## Aim of the exercise
Transcribe the records from the start through the line with "map-frame — [57, 24, 743, 436]", reproducing each line precisely, with both the first line and that line included.

::::

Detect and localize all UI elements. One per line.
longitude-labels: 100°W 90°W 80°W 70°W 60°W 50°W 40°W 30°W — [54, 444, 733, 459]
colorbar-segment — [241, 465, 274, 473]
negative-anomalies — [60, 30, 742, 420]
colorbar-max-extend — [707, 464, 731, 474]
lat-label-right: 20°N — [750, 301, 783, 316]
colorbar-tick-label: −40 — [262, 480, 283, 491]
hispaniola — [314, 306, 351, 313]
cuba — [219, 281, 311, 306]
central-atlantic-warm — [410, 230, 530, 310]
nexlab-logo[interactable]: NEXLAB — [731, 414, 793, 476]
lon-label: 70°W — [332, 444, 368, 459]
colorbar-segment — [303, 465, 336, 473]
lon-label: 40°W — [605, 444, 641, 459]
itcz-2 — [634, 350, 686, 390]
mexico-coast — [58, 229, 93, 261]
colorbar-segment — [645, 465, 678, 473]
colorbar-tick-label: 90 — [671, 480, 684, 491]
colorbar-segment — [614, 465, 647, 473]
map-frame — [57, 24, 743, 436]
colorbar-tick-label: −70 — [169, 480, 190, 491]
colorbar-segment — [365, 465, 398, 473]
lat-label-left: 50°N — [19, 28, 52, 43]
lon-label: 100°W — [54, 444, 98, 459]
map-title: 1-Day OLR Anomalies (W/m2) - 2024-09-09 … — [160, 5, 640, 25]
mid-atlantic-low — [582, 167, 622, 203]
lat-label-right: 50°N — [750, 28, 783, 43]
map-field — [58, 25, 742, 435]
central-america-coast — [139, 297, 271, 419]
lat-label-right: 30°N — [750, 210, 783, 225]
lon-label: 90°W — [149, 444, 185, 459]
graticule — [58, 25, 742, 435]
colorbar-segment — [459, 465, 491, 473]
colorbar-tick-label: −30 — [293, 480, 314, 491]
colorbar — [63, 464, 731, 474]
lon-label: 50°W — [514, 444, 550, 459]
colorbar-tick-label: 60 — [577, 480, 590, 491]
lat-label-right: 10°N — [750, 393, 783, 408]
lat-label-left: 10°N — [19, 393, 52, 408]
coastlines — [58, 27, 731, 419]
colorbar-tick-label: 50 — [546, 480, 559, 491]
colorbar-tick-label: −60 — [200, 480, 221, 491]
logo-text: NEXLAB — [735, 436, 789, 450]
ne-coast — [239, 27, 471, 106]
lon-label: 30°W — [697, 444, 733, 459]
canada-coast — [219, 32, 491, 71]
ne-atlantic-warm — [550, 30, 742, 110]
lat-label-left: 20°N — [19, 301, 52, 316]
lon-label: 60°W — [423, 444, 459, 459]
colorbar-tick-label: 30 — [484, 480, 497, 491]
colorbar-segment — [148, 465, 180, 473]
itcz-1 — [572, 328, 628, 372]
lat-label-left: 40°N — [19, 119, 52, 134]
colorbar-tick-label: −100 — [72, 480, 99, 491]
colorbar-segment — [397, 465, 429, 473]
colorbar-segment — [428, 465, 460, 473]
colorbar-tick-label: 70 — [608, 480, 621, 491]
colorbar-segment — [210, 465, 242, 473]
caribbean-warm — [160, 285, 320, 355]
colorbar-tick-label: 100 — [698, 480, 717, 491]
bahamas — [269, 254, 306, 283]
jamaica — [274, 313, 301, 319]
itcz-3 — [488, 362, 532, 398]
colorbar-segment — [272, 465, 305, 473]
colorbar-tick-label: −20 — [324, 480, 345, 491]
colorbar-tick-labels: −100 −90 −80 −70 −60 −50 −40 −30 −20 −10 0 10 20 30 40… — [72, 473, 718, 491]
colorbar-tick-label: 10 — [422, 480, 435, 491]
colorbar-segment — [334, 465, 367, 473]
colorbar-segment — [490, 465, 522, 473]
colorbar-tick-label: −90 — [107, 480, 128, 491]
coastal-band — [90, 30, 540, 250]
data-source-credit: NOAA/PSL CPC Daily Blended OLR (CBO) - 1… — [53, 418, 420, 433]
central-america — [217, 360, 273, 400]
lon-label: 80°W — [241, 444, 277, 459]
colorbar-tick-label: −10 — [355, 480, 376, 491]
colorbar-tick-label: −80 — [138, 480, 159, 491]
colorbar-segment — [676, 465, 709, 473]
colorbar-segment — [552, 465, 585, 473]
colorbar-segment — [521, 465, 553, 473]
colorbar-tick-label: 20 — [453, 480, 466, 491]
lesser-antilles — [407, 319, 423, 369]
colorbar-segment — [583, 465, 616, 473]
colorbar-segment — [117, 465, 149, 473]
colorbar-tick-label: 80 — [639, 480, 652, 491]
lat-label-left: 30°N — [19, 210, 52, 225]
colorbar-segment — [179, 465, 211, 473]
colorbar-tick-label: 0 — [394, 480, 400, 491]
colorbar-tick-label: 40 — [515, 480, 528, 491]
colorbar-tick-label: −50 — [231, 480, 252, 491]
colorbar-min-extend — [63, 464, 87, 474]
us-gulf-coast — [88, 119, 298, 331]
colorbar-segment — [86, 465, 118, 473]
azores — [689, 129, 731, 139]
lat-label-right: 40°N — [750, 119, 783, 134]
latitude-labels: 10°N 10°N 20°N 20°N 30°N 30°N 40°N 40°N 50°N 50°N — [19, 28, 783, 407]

::::

## Written response
Detect and localize all UI elements. One per line.
longitude-labels: 100°W 90°W 80°W 70°W 60°W 50°W 40°W 30°W — [54, 444, 733, 459]
colorbar-segment — [241, 465, 274, 473]
negative-anomalies — [60, 30, 742, 420]
colorbar-max-extend — [707, 464, 731, 474]
lat-label-right: 20°N — [750, 301, 783, 316]
colorbar-tick-label: −40 — [262, 480, 283, 491]
hispaniola — [314, 306, 351, 313]
cuba — [219, 281, 311, 306]
central-atlantic-warm — [410, 230, 530, 310]
nexlab-logo[interactable]: NEXLAB — [731, 414, 793, 476]
lon-label: 70°W — [332, 444, 368, 459]
colorbar-segment — [303, 465, 336, 473]
lon-label: 40°W — [605, 444, 641, 459]
itcz-2 — [634, 350, 686, 390]
mexico-coast — [58, 229, 93, 261]
colorbar-segment — [645, 465, 678, 473]
colorbar-tick-label: 90 — [671, 480, 684, 491]
colorbar-segment — [614, 465, 647, 473]
map-frame — [57, 24, 743, 436]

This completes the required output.